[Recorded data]
■ ■ ■
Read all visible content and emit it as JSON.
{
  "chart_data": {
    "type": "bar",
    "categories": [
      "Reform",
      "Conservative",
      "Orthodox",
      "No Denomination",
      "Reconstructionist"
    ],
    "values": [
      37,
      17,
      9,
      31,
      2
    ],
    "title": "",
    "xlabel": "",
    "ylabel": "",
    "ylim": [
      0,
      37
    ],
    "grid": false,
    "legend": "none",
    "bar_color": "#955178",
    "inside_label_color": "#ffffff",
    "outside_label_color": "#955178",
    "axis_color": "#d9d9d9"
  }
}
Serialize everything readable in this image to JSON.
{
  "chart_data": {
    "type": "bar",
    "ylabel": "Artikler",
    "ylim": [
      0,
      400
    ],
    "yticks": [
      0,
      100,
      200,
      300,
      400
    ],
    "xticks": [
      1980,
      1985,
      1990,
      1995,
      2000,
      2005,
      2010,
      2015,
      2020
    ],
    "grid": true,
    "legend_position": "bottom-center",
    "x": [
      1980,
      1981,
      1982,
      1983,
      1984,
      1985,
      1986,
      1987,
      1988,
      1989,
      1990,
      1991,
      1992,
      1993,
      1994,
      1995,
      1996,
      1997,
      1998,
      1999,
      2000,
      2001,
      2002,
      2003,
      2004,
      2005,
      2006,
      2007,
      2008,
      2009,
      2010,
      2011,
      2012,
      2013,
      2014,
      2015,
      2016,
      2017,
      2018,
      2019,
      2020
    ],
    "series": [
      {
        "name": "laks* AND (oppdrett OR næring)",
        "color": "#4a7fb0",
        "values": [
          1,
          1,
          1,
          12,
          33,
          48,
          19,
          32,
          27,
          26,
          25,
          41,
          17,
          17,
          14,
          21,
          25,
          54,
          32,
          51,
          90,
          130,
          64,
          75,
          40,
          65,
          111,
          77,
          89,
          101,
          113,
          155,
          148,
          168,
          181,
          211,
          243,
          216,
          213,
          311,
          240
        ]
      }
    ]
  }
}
■ ■ ■
Your task: Using the data above, reproduce every line exactly.

The response:
Read all visible content and emit it as JSON.
{
  "chart_data": {
    "type": "bar",
    "categories": [
      "Reform",
      "Conservative",
      "Orthodox",
      "No Denomination",
      "Reconstructionist"
    ],
    "values": [
      37,
      17,
      9,
      31,
      2
    ],
    "title": "",
    "xlabel": "",
    "ylabel": "",
    "ylim": [
      0,
      37
    ],
    "grid": false,
    "legend": "none",
    "bar_color": "#955178",
    "inside_label_color": "#ffffff",
    "outside_label_color": "#955178",
    "axis_color": "#d9d9d9"
  }
}
Serialize everything readable in this image to JSON.
{
  "chart_data": {
    "type": "bar",
    "ylabel": "Artikler",
    "ylim": [
      0,
      400
    ],
    "yticks": [
      0,
      100,
      200,
      300,
      400
    ],
    "xticks": [
      1980,
      1985,
      1990,
      1995,
      2000,
      2005,
      2010,
      2015,
      2020
    ],
    "grid": true,
    "legend_position": "bottom-center",
    "x": [
      1980,
      1981,
      1982,
      1983,
      1984,
      1985,
      1986,
      1987,
      1988,
      1989,
      1990,
      1991,
      1992,
      1993,
      1994,
      1995,
      1996,
      1997,
      1998,
      1999,
      2000,
      2001,
      2002,
      2003,
      2004,
      2005,
      2006,
      2007,
      2008,
      2009,
      2010,
      2011,
      2012,
      2013,
      2014,
      2015,
      2016,
      2017,
      2018,
      2019,
      2020
    ],
    "series": [
      {
        "name": "laks* AND (oppdrett OR næring)",
        "color": "#4a7fb0",
        "values": [
          1,
          1,
          1,
          12,
          33,
          48,
          19,
          32,
          27,
          26,
          25,
          41,
          17,
          17,
          14,
          21,
          25,
          54,
          32,
          51,
          90,
          130,
          64,
          75,
          40,
          65,
          111,
          77,
          89,
          101,
          113,
          155,
          148,
          168,
          181,
          211,
          243,
          216,
          213,
          311,
          240
        ]
      }
    ]
  }
}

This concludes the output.